[REQUIREMENTS] Write out each line beneath this one exactly as it reads.

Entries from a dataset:
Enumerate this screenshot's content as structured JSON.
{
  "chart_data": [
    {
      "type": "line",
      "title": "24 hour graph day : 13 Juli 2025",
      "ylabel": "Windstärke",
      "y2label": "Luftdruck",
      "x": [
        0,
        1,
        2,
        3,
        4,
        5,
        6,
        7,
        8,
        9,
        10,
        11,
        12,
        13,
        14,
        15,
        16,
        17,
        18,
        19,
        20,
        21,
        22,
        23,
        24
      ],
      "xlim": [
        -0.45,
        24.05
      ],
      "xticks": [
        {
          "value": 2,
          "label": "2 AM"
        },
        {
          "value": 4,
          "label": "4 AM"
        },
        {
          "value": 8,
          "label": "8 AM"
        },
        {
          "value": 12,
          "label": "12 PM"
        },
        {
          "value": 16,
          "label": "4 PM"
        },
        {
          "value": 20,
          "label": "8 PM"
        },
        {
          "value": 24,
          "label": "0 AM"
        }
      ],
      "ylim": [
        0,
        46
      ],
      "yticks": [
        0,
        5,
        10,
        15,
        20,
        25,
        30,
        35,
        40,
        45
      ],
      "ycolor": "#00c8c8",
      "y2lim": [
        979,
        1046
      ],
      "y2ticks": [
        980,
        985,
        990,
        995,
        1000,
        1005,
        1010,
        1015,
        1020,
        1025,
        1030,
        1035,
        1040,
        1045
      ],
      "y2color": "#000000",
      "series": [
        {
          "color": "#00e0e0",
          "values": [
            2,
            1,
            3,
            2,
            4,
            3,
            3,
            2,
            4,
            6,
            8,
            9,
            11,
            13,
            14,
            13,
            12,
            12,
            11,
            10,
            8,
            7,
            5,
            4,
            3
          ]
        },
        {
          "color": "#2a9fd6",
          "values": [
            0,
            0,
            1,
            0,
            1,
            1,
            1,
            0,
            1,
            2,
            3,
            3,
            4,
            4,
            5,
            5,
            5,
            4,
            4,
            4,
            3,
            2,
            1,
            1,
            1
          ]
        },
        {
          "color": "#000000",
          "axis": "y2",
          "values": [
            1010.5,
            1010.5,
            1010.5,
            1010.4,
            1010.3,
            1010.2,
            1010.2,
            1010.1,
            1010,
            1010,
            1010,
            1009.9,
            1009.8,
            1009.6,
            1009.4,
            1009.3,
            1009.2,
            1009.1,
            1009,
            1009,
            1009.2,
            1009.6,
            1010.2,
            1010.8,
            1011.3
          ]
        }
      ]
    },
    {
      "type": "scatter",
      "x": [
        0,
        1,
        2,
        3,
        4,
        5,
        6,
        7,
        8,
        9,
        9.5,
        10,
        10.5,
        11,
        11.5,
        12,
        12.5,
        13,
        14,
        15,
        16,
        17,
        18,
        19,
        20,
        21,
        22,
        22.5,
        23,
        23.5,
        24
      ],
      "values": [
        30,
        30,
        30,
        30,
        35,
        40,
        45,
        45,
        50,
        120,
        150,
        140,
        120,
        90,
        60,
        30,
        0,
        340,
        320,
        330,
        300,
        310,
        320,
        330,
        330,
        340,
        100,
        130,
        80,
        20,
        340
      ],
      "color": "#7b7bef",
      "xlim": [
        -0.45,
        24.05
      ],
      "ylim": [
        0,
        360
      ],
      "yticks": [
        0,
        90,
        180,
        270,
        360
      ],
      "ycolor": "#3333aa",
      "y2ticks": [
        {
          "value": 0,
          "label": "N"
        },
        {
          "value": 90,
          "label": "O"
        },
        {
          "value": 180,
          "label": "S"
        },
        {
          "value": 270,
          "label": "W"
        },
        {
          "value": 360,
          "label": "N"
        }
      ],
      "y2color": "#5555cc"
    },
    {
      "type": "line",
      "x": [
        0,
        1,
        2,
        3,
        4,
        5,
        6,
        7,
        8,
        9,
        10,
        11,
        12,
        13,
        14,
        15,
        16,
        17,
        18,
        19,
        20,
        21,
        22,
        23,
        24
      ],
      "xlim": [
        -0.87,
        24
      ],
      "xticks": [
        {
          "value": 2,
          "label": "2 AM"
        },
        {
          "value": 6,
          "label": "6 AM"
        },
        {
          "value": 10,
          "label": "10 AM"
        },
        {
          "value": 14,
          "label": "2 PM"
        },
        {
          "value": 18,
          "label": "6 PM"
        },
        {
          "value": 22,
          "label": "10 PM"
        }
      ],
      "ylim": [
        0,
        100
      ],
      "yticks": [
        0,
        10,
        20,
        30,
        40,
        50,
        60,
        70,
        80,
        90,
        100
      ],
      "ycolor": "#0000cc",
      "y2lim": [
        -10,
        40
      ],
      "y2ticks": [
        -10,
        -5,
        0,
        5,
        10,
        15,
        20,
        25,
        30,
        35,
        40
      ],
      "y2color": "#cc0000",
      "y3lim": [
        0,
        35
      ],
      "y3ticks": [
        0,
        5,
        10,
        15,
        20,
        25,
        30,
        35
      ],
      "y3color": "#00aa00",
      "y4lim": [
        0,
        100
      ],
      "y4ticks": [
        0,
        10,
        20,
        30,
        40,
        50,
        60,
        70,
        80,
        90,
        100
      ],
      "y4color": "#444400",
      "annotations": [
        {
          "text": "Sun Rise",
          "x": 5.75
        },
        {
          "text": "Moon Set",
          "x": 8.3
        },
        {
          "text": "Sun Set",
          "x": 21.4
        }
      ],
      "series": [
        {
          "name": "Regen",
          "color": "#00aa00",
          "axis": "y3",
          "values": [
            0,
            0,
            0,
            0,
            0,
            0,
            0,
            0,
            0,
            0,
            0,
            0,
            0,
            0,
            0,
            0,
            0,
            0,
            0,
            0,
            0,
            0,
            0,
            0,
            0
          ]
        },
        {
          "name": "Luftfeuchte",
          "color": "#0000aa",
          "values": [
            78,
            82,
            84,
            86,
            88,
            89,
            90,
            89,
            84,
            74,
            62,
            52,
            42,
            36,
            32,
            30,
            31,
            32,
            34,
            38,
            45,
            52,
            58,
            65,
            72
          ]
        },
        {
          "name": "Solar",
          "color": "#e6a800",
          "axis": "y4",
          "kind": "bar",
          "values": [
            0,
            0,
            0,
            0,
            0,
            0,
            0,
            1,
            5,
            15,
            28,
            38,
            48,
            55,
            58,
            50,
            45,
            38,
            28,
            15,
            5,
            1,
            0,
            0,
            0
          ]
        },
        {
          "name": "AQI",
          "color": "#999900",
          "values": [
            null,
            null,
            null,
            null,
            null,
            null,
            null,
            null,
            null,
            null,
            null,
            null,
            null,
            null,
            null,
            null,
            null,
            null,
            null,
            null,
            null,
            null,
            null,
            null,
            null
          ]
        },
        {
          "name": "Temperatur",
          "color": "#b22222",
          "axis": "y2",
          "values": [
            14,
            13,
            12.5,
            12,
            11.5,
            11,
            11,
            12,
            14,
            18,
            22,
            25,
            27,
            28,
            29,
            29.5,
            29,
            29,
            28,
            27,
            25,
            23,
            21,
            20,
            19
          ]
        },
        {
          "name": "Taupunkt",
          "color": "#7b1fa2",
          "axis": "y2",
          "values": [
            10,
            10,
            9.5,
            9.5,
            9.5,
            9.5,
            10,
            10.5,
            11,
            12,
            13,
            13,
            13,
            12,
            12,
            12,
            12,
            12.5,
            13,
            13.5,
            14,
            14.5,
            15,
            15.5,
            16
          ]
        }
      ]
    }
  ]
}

[COMPLETED TASK]
Enumerate this screenshot's content as structured JSON.
{
  "chart_data": [
    {
      "type": "line",
      "title": "24 hour graph day : 13 Juli 2025",
      "ylabel": "Windstärke",
      "y2label": "Luftdruck",
      "x": [
        0,
        1,
        2,
        3,
        4,
        5,
        6,
        7,
        8,
        9,
        10,
        11,
        12,
        13,
        14,
        15,
        16,
        17,
        18,
        19,
        20,
        21,
        22,
        23,
        24
      ],
      "xlim": [
        -0.45,
        24.05
      ],
      "xticks": [
        {
          "value": 2,
          "label": "2 AM"
        },
        {
          "value": 4,
          "label": "4 AM"
        },
        {
          "value": 8,
          "label": "8 AM"
        },
        {
          "value": 12,
          "label": "12 PM"
        },
        {
          "value": 16,
          "label": "4 PM"
        },
        {
          "value": 20,
          "label": "8 PM"
        },
        {
          "value": 24,
          "label": "0 AM"
        }
      ],
      "ylim": [
        0,
        46
      ],
      "yticks": [
        0,
        5,
        10,
        15,
        20,
        25,
        30,
        35,
        40,
        45
      ],
      "ycolor": "#00c8c8",
      "y2lim": [
        979,
        1046
      ],
      "y2ticks": [
        980,
        985,
        990,
        995,
        1000,
        1005,
        1010,
        1015,
        1020,
        1025,
        1030,
        1035,
        1040,
        1045
      ],
      "y2color": "#000000",
      "series": [
        {
          "color": "#00e0e0",
          "values": [
            2,
            1,
            3,
            2,
            4,
            3,
            3,
            2,
            4,
            6,
            8,
            9,
            11,
            13,
            14,
            13,
            12,
            12,
            11,
            10,
            8,
            7,
            5,
            4,
            3
          ]
        },
        {
          "color": "#2a9fd6",
          "values": [
            0,
            0,
            1,
            0,
            1,
            1,
            1,
            0,
            1,
            2,
            3,
            3,
            4,
            4,
            5,
            5,
            5,
            4,
            4,
            4,
            3,
            2,
            1,
            1,
            1
          ]
        },
        {
          "color": "#000000",
          "axis": "y2",
          "values": [
            1010.5,
            1010.5,
            1010.5,
            1010.4,
            1010.3,
            1010.2,
            1010.2,
            1010.1,
            1010,
            1010,
            1010,
            1009.9,
            1009.8,
            1009.6,
            1009.4,
            1009.3,
            1009.2,
            1009.1,
            1009,
            1009,
            1009.2,
            1009.6,
            1010.2,
            1010.8,
            1011.3
          ]
        }
      ]
    },
    {
      "type": "scatter",
      "x": [
        0,
        1,
        2,
        3,
        4,
        5,
        6,
        7,
        8,
        9,
        9.5,
        10,
        10.5,
        11,
        11.5,
        12,
        12.5,
        13,
        14,
        15,
        16,
        17,
        18,
        19,
        20,
        21,
        22,
        22.5,
        23,
        23.5,
        24
      ],
      "values": [
        30,
        30,
        30,
        30,
        35,
        40,
        45,
        45,
        50,
        120,
        150,
        140,
        120,
        90,
        60,
        30,
        0,
        340,
        320,
        330,
        300,
        310,
        320,
        330,
        330,
        340,
        100,
        130,
        80,
        20,
        340
      ],
      "color": "#7b7bef",
      "xlim": [
        -0.45,
        24.05
      ],
      "ylim": [
        0,
        360
      ],
      "yticks": [
        0,
        90,
        180,
        270,
        360
      ],
      "ycolor": "#3333aa",
      "y2ticks": [
        {
          "value": 0,
          "label": "N"
        },
        {
          "value": 90,
          "label": "O"
        },
        {
          "value": 180,
          "label": "S"
        },
        {
          "value": 270,
          "label": "W"
        },
        {
          "value": 360,
          "label": "N"
        }
      ],
      "y2color": "#5555cc"
    },
    {
      "type": "line",
      "x": [
        0,
        1,
        2,
        3,
        4,
        5,
        6,
        7,
        8,
        9,
        10,
        11,
        12,
        13,
        14,
        15,
        16,
        17,
        18,
        19,
        20,
        21,
        22,
        23,
        24
      ],
      "xlim": [
        -0.87,
        24
      ],
      "xticks": [
        {
          "value": 2,
          "label": "2 AM"
        },
        {
          "value": 6,
          "label": "6 AM"
        },
        {
          "value": 10,
          "label": "10 AM"
        },
        {
          "value": 14,
          "label": "2 PM"
        },
        {
          "value": 18,
          "label": "6 PM"
        },
        {
          "value": 22,
          "label": "10 PM"
        }
      ],
      "ylim": [
        0,
        100
      ],
      "yticks": [
        0,
        10,
        20,
        30,
        40,
        50,
        60,
        70,
        80,
        90,
        100
      ],
      "ycolor": "#0000cc",
      "y2lim": [
        -10,
        40
      ],
      "y2ticks": [
        -10,
        -5,
        0,
        5,
        10,
        15,
        20,
        25,
        30,
        35,
        40
      ],
      "y2color": "#cc0000",
      "y3lim": [
        0,
        35
      ],
      "y3ticks": [
        0,
        5,
        10,
        15,
        20,
        25,
        30,
        35
      ],
      "y3color": "#00aa00",
      "y4lim": [
        0,
        100
      ],
      "y4ticks": [
        0,
        10,
        20,
        30,
        40,
        50,
        60,
        70,
        80,
        90,
        100
      ],
      "y4color": "#444400",
      "annotations": [
        {
          "text": "Sun Rise",
          "x": 5.75
        },
        {
          "text": "Moon Set",
          "x": 8.3
        },
        {
          "text": "Sun Set",
          "x": 21.4
        }
      ],
      "series": [
        {
          "name": "Regen",
          "color": "#00aa00",
          "axis": "y3",
          "values": [
            0,
            0,
            0,
            0,
            0,
            0,
            0,
            0,
            0,
            0,
            0,
            0,
            0,
            0,
            0,
            0,
            0,
            0,
            0,
            0,
            0,
            0,
            0,
            0,
            0
          ]
        },
        {
          "name": "Luftfeuchte",
          "color": "#0000aa",
          "values": [
            78,
            82,
            84,
            86,
            88,
            89,
            90,
            89,
            84,
            74,
            62,
            52,
            42,
            36,
            32,
            30,
            31,
            32,
            34,
            38,
            45,
            52,
            58,
            65,
            72
          ]
        },
        {
          "name": "Solar",
          "color": "#e6a800",
          "axis": "y4",
          "kind": "bar",
          "values": [
            0,
            0,
            0,
            0,
            0,
            0,
            0,
            1,
            5,
            15,
            28,
            38,
            48,
            55,
            58,
            50,
            45,
            38,
            28,
            15,
            5,
            1,
            0,
            0,
            0
          ]
        },
        {
          "name": "AQI",
          "color": "#999900",
          "values": [
            null,
            null,
            null,
            null,
            null,
            null,
            null,
            null,
            null,
            null,
            null,
            null,
            null,
            null,
            null,
            null,
            null,
            null,
            null,
            null,
            null,
            null,
            null,
            null,
            null
          ]
        },
        {
          "name": "Temperatur",
          "color": "#b22222",
          "axis": "y2",
          "values": [
            14,
            13,
            12.5,
            12,
            11.5,
            11,
            11,
            12,
            14,
            18,
            22,
            25,
            27,
            28,
            29,
            29.5,
            29,
            29,
            28,
            27,
            25,
            23,
            21,
            20,
            19
          ]
        },
        {
          "name": "Taupunkt",
          "color": "#7b1fa2",
          "axis": "y2",
          "values": [
            10,
            10,
            9.5,
            9.5,
            9.5,
            9.5,
            10,
            10.5,
            11,
            12,
            13,
            13,
            13,
            12,
            12,
            12,
            12,
            12.5,
            13,
            13.5,
            14,
            14.5,
            15,
            15.5,
            16
          ]
        }
      ]
    }
  ]
}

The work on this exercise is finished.